### Written task
Extract every line that includes the string "органов".

### Records for this task
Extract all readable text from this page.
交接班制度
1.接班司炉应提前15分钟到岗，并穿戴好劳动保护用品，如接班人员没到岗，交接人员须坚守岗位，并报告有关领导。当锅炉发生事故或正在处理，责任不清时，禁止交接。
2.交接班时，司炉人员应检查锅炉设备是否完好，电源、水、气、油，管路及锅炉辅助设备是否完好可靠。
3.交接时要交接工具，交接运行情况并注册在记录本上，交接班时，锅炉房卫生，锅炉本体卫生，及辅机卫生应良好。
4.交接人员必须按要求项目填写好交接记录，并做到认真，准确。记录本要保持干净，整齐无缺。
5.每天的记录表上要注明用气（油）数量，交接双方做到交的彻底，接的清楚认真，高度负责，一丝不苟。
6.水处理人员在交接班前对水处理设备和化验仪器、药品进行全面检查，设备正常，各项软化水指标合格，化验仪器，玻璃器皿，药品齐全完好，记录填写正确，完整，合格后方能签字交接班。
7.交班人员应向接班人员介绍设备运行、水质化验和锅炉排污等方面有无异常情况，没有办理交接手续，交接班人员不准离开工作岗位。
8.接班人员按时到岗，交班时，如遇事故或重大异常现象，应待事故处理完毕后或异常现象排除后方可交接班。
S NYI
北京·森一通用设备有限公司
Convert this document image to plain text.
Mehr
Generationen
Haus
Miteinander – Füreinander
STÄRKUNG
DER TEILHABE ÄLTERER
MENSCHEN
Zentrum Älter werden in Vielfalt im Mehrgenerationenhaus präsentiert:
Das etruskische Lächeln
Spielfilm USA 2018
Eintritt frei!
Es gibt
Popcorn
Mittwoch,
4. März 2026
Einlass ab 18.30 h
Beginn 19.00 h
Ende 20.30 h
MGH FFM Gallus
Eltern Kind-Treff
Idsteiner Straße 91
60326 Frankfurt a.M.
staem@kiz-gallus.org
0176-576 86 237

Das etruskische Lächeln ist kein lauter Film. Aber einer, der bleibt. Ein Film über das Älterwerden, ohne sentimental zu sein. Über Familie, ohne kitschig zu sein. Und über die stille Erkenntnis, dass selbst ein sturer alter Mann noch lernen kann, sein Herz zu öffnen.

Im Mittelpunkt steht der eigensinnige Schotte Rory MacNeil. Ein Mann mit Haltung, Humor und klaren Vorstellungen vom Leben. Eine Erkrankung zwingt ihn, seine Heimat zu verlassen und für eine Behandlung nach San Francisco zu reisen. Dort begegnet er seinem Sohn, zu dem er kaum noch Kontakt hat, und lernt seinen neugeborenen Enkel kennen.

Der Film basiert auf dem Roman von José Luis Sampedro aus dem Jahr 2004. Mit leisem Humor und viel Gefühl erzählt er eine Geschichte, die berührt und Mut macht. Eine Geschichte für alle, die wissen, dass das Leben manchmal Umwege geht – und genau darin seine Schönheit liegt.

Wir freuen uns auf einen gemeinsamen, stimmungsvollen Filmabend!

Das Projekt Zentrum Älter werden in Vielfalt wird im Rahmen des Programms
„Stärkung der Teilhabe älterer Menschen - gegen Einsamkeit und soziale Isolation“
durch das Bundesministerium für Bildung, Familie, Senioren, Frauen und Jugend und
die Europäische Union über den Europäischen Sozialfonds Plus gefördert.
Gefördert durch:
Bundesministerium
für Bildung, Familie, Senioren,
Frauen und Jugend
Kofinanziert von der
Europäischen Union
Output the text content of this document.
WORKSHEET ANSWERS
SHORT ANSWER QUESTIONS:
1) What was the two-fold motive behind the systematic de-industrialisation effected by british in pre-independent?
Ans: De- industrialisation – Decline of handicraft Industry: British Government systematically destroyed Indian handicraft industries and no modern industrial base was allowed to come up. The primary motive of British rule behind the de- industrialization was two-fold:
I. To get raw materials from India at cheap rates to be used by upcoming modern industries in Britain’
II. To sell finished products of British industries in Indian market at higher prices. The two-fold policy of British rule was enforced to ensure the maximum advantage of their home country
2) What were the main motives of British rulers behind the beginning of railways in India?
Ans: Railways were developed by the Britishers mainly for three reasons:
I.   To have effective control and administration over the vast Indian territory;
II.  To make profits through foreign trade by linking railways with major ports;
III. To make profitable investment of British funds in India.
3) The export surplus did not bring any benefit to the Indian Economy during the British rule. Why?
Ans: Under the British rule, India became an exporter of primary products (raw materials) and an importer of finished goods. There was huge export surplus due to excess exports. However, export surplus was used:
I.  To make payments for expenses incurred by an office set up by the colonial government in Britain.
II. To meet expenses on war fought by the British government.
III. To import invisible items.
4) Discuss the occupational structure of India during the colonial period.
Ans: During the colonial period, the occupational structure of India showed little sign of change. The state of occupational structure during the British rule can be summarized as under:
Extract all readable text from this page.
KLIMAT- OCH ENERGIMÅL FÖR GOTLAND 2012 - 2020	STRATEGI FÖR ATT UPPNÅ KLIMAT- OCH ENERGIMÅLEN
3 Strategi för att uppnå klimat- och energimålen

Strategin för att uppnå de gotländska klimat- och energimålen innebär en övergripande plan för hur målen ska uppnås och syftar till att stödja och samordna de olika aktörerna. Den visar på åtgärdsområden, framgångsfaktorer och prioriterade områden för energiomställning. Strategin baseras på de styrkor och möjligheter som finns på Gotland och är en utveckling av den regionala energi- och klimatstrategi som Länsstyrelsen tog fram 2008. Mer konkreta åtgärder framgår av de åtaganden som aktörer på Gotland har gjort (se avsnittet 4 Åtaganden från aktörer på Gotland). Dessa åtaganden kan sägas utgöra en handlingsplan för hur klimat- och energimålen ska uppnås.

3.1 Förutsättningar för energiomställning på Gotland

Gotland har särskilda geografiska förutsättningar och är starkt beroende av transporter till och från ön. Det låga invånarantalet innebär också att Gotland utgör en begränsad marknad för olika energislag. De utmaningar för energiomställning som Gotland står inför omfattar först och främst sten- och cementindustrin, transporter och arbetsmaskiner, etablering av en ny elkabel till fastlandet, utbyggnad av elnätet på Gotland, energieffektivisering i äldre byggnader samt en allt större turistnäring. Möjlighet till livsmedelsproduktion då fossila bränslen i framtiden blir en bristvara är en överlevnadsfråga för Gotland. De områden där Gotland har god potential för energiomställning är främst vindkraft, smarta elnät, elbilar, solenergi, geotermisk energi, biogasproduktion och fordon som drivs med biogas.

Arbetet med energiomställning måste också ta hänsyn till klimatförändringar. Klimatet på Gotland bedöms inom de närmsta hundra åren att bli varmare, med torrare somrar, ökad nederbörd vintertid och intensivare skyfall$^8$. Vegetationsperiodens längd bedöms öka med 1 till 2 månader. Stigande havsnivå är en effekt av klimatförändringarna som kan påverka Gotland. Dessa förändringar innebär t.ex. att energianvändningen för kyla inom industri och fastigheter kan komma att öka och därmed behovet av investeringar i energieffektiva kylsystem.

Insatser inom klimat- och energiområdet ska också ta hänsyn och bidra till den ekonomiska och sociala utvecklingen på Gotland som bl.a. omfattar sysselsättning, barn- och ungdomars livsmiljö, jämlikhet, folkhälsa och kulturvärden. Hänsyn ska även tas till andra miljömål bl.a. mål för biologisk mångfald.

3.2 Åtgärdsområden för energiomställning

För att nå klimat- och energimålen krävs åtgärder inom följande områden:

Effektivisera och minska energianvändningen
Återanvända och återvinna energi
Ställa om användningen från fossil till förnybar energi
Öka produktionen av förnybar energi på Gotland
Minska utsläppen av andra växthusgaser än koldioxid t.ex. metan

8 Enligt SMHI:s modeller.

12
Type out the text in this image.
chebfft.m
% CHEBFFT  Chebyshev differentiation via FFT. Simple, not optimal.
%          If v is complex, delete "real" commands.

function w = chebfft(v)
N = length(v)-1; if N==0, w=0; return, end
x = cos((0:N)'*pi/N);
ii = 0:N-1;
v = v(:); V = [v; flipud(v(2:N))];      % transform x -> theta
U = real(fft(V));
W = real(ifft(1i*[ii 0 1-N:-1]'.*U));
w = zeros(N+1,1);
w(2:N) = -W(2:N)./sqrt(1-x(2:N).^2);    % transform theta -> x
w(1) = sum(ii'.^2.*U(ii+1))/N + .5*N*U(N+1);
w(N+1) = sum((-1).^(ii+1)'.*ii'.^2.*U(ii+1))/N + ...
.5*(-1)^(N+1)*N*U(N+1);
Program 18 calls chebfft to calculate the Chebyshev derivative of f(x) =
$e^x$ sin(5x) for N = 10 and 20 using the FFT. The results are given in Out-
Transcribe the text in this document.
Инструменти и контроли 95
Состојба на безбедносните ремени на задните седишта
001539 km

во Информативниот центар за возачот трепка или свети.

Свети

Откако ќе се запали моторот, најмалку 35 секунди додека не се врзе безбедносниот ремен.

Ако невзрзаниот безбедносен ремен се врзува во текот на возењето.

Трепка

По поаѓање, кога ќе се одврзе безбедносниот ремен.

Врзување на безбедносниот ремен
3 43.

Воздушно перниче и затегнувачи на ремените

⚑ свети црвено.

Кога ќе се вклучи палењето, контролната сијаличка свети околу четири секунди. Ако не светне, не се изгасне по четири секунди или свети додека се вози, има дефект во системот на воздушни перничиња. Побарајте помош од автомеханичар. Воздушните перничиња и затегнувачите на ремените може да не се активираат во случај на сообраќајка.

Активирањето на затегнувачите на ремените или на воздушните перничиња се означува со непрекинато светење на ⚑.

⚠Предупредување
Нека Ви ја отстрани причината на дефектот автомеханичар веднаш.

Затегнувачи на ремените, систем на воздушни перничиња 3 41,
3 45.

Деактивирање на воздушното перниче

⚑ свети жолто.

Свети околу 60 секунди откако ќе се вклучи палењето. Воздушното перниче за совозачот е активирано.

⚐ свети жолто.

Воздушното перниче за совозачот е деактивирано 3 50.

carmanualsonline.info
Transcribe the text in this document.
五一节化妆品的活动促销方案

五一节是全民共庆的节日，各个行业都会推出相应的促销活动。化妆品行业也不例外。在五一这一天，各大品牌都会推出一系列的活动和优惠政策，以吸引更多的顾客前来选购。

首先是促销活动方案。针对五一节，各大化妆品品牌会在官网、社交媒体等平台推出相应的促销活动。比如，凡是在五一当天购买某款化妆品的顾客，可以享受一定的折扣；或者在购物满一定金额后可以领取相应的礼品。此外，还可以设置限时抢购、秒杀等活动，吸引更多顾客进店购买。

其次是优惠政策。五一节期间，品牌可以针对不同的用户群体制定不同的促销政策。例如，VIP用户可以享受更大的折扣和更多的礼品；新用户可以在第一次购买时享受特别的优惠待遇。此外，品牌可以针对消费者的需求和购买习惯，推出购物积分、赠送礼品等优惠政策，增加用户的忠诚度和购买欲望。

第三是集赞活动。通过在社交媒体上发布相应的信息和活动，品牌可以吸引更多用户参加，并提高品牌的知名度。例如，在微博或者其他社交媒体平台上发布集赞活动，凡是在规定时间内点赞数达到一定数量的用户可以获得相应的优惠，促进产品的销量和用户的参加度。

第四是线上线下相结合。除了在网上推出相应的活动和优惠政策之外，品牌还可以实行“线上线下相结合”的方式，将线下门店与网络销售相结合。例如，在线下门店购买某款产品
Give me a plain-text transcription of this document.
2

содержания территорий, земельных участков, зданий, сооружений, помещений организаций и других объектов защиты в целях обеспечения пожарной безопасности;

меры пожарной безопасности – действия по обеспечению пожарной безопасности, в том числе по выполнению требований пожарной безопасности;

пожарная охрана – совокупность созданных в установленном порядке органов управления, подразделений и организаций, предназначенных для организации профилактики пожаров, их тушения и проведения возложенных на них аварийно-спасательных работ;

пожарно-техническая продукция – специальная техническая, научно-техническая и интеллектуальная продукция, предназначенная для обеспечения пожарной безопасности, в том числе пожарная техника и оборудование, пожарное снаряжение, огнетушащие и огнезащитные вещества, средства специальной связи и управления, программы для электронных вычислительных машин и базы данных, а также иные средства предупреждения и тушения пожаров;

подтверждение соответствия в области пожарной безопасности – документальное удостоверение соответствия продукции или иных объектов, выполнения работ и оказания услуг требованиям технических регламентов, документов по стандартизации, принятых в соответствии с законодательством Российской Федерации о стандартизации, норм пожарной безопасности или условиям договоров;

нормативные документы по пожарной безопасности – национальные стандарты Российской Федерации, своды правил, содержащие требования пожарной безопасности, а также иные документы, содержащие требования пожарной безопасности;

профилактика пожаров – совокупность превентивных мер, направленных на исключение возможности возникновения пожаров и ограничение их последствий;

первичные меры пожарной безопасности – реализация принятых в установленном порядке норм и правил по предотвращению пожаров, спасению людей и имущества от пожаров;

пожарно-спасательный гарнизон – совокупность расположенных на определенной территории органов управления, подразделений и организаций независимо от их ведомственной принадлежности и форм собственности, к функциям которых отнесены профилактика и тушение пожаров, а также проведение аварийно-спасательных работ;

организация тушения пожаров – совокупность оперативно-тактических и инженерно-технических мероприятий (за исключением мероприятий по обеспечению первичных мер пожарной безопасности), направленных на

### Completed exercise
пожарная охрана – совокупность созданных в установленном порядке органов управления, подразделений и организаций, предназначенных для организации профилактики пожаров, их тушения и проведения возложенных на них аварийно-спасательных работ;
пожарно-спасательный гарнизон – совокупность расположенных на определенной территории органов управления, подразделений и организаций независимо от их ведомственной принадлежности и форм собственности, к функциям которых отнесены профилактика и тушение пожаров, а также проведение аварийно-спасательных работ;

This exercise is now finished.